Extracted data entries:
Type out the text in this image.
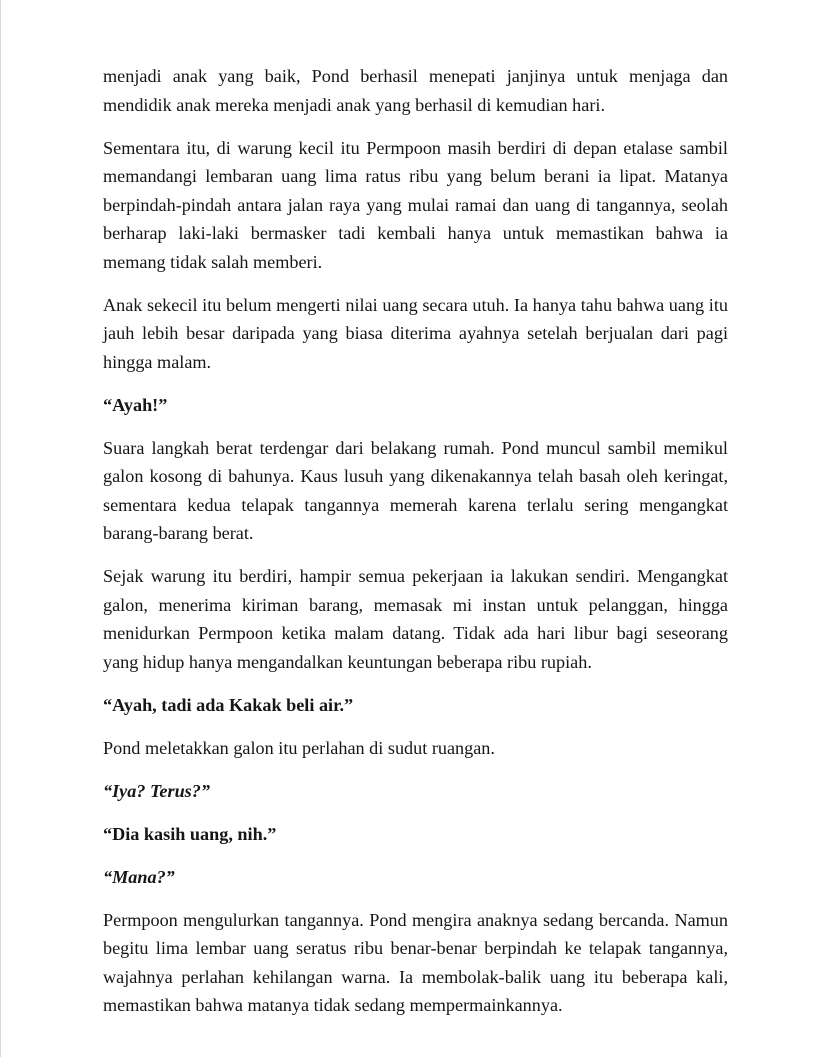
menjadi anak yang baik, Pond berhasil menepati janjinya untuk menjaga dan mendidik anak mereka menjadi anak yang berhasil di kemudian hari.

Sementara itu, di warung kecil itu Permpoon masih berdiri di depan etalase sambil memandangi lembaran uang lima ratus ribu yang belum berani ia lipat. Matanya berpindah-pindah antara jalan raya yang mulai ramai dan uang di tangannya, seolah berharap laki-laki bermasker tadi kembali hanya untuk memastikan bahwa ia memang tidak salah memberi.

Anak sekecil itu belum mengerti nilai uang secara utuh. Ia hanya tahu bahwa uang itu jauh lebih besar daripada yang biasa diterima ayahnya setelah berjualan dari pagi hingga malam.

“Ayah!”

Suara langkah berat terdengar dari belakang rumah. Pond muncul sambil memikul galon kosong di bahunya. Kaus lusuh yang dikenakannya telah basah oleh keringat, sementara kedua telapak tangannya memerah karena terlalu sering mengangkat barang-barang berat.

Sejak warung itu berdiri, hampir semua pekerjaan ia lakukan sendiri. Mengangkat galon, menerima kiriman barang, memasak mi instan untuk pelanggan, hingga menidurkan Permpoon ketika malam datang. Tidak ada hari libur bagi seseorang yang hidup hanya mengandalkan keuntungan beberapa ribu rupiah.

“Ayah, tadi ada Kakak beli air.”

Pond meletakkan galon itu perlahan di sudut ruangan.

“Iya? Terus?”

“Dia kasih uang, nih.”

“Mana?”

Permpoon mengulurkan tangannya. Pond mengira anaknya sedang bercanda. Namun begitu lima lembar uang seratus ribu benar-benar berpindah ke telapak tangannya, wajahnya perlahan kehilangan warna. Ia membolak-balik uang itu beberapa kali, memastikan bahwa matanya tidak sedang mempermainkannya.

--

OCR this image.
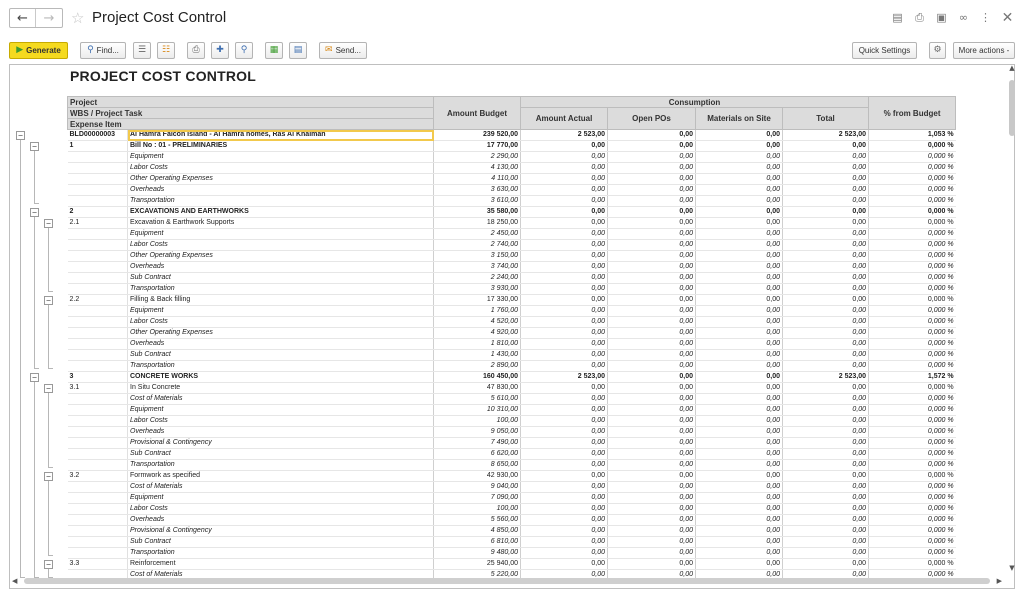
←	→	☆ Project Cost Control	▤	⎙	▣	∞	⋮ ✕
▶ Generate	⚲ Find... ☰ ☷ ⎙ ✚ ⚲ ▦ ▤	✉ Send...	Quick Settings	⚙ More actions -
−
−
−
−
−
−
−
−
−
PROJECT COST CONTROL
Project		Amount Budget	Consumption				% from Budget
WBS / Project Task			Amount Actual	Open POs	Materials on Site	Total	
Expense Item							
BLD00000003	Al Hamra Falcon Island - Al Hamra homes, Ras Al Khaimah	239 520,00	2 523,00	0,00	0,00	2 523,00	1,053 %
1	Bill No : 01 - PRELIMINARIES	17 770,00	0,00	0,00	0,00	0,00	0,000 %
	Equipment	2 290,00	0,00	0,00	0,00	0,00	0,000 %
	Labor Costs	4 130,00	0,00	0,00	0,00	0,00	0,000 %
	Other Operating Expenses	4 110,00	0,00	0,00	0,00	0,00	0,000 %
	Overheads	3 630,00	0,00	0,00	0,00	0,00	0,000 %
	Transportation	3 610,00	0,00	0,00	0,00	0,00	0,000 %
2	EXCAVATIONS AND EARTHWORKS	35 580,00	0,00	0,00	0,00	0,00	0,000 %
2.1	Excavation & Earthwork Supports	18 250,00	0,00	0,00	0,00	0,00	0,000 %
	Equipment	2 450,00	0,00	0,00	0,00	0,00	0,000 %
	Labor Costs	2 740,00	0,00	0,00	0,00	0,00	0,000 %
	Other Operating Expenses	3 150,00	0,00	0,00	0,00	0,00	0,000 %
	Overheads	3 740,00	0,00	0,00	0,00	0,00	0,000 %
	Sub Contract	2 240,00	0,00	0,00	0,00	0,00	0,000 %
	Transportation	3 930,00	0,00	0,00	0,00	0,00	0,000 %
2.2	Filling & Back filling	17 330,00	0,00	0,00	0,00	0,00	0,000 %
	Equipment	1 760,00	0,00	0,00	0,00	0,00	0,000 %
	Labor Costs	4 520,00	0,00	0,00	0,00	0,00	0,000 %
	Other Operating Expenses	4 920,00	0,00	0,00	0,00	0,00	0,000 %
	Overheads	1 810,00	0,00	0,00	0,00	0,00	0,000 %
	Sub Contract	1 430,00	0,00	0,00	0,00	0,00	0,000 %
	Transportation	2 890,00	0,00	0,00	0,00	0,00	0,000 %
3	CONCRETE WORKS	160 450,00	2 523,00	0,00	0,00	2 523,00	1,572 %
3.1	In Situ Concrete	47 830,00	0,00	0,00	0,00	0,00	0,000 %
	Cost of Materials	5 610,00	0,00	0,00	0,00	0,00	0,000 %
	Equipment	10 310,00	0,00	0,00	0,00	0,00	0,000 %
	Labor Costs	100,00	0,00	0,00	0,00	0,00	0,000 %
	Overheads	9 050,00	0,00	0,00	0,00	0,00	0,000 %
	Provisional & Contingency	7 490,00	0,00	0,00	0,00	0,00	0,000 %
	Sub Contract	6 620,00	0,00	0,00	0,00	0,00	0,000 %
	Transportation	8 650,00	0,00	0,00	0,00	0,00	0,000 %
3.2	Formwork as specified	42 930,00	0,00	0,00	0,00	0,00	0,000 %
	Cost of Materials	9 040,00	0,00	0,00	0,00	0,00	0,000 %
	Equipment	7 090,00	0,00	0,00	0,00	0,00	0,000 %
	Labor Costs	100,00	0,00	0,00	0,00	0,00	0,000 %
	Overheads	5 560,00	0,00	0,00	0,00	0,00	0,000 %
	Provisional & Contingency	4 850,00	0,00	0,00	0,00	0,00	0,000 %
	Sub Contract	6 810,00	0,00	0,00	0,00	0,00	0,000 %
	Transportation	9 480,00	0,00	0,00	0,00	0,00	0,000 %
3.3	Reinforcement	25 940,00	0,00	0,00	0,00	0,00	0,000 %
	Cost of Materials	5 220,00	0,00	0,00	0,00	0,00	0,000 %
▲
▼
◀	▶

WHAT YOU SHOULD DO: Copy every line in the listing above where the string "belum" turns up.

EXERCISE OUTPUT:
Sementara itu, di warung kecil itu Permpoon masih berdiri di depan etalase sambil memandangi lembaran uang lima ratus ribu yang belum berani ia lipat. Matanya berpindah-pindah antara jalan raya yang mulai ramai dan uang di tangannya, seolah berharap laki-laki bermasker tadi kembali hanya untuk memastikan bahwa ia memang tidak salah memberi.
Anak sekecil itu belum mengerti nilai uang secara utuh. Ia hanya tahu bahwa uang itu jauh lebih besar daripada yang biasa diterima ayahnya setelah berjualan dari pagi hingga malam.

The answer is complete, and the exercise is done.